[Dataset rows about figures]
↓↓↓
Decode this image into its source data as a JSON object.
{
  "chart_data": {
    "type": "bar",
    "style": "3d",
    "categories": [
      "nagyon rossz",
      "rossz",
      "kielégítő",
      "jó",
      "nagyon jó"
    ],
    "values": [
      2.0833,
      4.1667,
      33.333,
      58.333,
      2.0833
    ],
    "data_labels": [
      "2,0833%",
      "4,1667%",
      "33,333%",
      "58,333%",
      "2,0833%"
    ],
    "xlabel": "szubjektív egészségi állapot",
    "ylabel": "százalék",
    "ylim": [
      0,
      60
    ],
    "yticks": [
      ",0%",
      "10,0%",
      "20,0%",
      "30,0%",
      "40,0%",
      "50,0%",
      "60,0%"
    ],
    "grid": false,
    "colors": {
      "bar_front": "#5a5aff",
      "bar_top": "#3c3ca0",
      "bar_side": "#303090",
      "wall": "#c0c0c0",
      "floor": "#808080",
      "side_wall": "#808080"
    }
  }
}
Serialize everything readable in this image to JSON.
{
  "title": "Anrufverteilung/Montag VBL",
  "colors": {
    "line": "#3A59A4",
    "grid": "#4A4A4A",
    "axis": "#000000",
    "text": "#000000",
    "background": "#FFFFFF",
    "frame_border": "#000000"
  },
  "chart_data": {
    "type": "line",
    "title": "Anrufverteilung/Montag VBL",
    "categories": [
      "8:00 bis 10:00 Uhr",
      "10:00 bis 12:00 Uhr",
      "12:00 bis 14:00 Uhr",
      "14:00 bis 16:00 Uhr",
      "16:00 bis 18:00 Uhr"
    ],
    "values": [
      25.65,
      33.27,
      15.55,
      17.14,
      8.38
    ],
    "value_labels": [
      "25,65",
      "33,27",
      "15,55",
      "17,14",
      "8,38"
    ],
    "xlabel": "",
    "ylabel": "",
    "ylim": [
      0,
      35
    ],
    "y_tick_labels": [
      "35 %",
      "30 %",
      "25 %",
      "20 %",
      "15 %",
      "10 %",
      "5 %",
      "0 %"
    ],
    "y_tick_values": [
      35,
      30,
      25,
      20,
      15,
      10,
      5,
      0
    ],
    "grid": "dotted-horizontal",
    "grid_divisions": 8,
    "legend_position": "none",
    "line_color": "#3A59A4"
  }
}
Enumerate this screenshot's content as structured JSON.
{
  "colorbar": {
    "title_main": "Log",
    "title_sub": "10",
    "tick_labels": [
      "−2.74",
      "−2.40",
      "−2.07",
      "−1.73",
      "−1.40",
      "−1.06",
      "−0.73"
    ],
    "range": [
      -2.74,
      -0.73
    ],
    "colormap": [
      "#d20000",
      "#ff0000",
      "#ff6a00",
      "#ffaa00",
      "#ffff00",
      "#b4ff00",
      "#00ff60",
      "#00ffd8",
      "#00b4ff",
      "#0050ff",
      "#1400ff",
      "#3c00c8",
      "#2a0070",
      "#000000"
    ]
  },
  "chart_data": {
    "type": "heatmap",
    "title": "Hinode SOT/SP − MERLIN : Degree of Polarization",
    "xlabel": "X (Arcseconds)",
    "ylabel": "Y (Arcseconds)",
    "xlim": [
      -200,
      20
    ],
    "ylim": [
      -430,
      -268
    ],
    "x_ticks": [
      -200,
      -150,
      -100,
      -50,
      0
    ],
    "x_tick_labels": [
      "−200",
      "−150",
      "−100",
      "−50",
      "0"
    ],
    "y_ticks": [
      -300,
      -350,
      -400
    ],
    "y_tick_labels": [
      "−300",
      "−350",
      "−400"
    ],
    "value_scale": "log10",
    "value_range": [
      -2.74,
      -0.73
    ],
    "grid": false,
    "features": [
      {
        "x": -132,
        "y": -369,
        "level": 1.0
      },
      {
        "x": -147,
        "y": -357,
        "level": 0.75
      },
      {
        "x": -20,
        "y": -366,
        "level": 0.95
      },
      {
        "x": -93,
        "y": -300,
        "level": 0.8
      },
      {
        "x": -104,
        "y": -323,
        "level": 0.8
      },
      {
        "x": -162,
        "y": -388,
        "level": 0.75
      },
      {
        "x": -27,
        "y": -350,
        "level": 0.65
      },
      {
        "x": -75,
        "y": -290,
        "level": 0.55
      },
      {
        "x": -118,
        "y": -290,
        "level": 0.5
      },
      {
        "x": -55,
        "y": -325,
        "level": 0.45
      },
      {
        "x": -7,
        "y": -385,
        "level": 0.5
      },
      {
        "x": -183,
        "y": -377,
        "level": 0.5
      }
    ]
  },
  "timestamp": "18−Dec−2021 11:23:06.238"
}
↑↑↑
Quote the listing in full, please, keeping every line exact.

Decode this image into its source data as a JSON object.
{
  "chart_data": {
    "type": "bar",
    "style": "3d",
    "categories": [
      "nagyon rossz",
      "rossz",
      "kielégítő",
      "jó",
      "nagyon jó"
    ],
    "values": [
      2.0833,
      4.1667,
      33.333,
      58.333,
      2.0833
    ],
    "data_labels": [
      "2,0833%",
      "4,1667%",
      "33,333%",
      "58,333%",
      "2,0833%"
    ],
    "xlabel": "szubjektív egészségi állapot",
    "ylabel": "százalék",
    "ylim": [
      0,
      60
    ],
    "yticks": [
      ",0%",
      "10,0%",
      "20,0%",
      "30,0%",
      "40,0%",
      "50,0%",
      "60,0%"
    ],
    "grid": false,
    "colors": {
      "bar_front": "#5a5aff",
      "bar_top": "#3c3ca0",
      "bar_side": "#303090",
      "wall": "#c0c0c0",
      "floor": "#808080",
      "side_wall": "#808080"
    }
  }
}
Serialize everything readable in this image to JSON.
{
  "title": "Anrufverteilung/Montag VBL",
  "colors": {
    "line": "#3A59A4",
    "grid": "#4A4A4A",
    "axis": "#000000",
    "text": "#000000",
    "background": "#FFFFFF",
    "frame_border": "#000000"
  },
  "chart_data": {
    "type": "line",
    "title": "Anrufverteilung/Montag VBL",
    "categories": [
      "8:00 bis 10:00 Uhr",
      "10:00 bis 12:00 Uhr",
      "12:00 bis 14:00 Uhr",
      "14:00 bis 16:00 Uhr",
      "16:00 bis 18:00 Uhr"
    ],
    "values": [
      25.65,
      33.27,
      15.55,
      17.14,
      8.38
    ],
    "value_labels": [
      "25,65",
      "33,27",
      "15,55",
      "17,14",
      "8,38"
    ],
    "xlabel": "",
    "ylabel": "",
    "ylim": [
      0,
      35
    ],
    "y_tick_labels": [
      "35 %",
      "30 %",
      "25 %",
      "20 %",
      "15 %",
      "10 %",
      "5 %",
      "0 %"
    ],
    "y_tick_values": [
      35,
      30,
      25,
      20,
      15,
      10,
      5,
      0
    ],
    "grid": "dotted-horizontal",
    "grid_divisions": 8,
    "legend_position": "none",
    "line_color": "#3A59A4"
  }
}
Enumerate this screenshot's content as structured JSON.
{
  "colorbar": {
    "title_main": "Log",
    "title_sub": "10",
    "tick_labels": [
      "−2.74",
      "−2.40",
      "−2.07",
      "−1.73",
      "−1.40",
      "−1.06",
      "−0.73"
    ],
    "range": [
      -2.74,
      -0.73
    ],
    "colormap": [
      "#d20000",
      "#ff0000",
      "#ff6a00",
      "#ffaa00",
      "#ffff00",
      "#b4ff00",
      "#00ff60",
      "#00ffd8",
      "#00b4ff",
      "#0050ff",
      "#1400ff",
      "#3c00c8",
      "#2a0070",
      "#000000"
    ]
  },
  "chart_data": {
    "type": "heatmap",
    "title": "Hinode SOT/SP − MERLIN : Degree of Polarization",
    "xlabel": "X (Arcseconds)",
    "ylabel": "Y (Arcseconds)",
    "xlim": [
      -200,
      20
    ],
    "ylim": [
      -430,
      -268
    ],
    "x_ticks": [
      -200,
      -150,
      -100,
      -50,
      0
    ],
    "x_tick_labels": [
      "−200",
      "−150",
      "−100",
      "−50",
      "0"
    ],
    "y_ticks": [
      -300,
      -350,
      -400
    ],
    "y_tick_labels": [
      "−300",
      "−350",
      "−400"
    ],
    "value_scale": "log10",
    "value_range": [
      -2.74,
      -0.73
    ],
    "grid": false,
    "features": [
      {
        "x": -132,
        "y": -369,
        "level": 1.0
      },
      {
        "x": -147,
        "y": -357,
        "level": 0.75
      },
      {
        "x": -20,
        "y": -366,
        "level": 0.95
      },
      {
        "x": -93,
        "y": -300,
        "level": 0.8
      },
      {
        "x": -104,
        "y": -323,
        "level": 0.8
      },
      {
        "x": -162,
        "y": -388,
        "level": 0.75
      },
      {
        "x": -27,
        "y": -350,
        "level": 0.65
      },
      {
        "x": -75,
        "y": -290,
        "level": 0.55
      },
      {
        "x": -118,
        "y": -290,
        "level": 0.5
      },
      {
        "x": -55,
        "y": -325,
        "level": 0.45
      },
      {
        "x": -7,
        "y": -385,
        "level": 0.5
      },
      {
        "x": -183,
        "y": -377,
        "level": 0.5
      }
    ]
  },
  "timestamp": "18−Dec−2021 11:23:06.238"
}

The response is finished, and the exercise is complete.